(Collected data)
+ + + +

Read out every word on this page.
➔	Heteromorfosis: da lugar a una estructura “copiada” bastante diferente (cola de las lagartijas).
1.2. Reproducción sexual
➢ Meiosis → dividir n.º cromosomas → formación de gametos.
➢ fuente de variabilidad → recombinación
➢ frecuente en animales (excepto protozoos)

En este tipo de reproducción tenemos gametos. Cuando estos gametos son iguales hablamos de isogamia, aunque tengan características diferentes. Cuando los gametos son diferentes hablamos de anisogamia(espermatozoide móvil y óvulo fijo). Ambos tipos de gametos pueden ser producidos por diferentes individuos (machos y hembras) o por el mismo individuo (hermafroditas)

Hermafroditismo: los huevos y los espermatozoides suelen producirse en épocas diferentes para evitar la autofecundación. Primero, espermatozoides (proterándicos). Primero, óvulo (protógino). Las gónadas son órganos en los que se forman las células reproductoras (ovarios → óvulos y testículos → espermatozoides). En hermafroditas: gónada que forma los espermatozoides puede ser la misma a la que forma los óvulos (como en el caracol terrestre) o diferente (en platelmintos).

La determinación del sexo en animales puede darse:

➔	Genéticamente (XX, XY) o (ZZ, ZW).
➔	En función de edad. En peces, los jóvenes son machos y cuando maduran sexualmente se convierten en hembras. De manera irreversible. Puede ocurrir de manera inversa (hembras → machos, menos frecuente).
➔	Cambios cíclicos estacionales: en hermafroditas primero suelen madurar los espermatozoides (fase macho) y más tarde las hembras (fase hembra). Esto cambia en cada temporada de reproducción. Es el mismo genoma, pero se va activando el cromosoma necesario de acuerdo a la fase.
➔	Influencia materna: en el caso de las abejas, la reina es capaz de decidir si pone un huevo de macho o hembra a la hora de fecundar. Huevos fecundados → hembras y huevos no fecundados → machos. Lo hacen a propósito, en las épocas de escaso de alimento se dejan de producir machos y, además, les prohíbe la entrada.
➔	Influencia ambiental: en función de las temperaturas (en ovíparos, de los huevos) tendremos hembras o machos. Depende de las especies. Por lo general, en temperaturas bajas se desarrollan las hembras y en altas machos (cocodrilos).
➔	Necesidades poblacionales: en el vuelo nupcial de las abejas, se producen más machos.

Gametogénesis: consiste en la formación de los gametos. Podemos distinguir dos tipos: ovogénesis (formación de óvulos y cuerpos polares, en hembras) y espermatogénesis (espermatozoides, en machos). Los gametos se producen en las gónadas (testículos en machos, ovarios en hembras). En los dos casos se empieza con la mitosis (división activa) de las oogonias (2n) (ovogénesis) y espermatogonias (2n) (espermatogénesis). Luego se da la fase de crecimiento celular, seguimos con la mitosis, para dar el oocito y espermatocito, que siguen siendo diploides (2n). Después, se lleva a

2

+ + + +

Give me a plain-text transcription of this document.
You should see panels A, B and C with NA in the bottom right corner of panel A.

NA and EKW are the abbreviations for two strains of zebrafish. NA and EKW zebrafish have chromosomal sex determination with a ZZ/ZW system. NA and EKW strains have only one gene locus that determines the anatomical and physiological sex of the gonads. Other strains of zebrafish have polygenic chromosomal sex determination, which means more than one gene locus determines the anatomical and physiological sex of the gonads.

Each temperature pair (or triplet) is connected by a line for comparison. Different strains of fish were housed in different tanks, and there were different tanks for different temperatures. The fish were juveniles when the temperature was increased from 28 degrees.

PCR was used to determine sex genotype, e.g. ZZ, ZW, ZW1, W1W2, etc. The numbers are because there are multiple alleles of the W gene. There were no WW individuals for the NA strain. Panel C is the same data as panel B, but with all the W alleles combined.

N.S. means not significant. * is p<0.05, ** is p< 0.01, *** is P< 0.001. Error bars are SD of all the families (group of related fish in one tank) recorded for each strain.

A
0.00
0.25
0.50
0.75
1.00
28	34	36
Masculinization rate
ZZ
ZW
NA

+ + + +

* Problem to work on
Using the records above, report each line that contains the word "were" by copying it.

* Written answer
Each temperature pair (or triplet) is connected by a line for comparison. Different strains of fish were housed in different tanks, and there were different tanks for different temperatures. The fish were juveniles when the temperature was increased from 28 degrees.
PCR was used to determine sex genotype, e.g. ZZ, ZW, ZW1, W1W2, etc. The numbers are because there are multiple alleles of the W gene. There were no WW individuals for the NA strain. Panel C is the same data as panel B, but with all the W alleles combined.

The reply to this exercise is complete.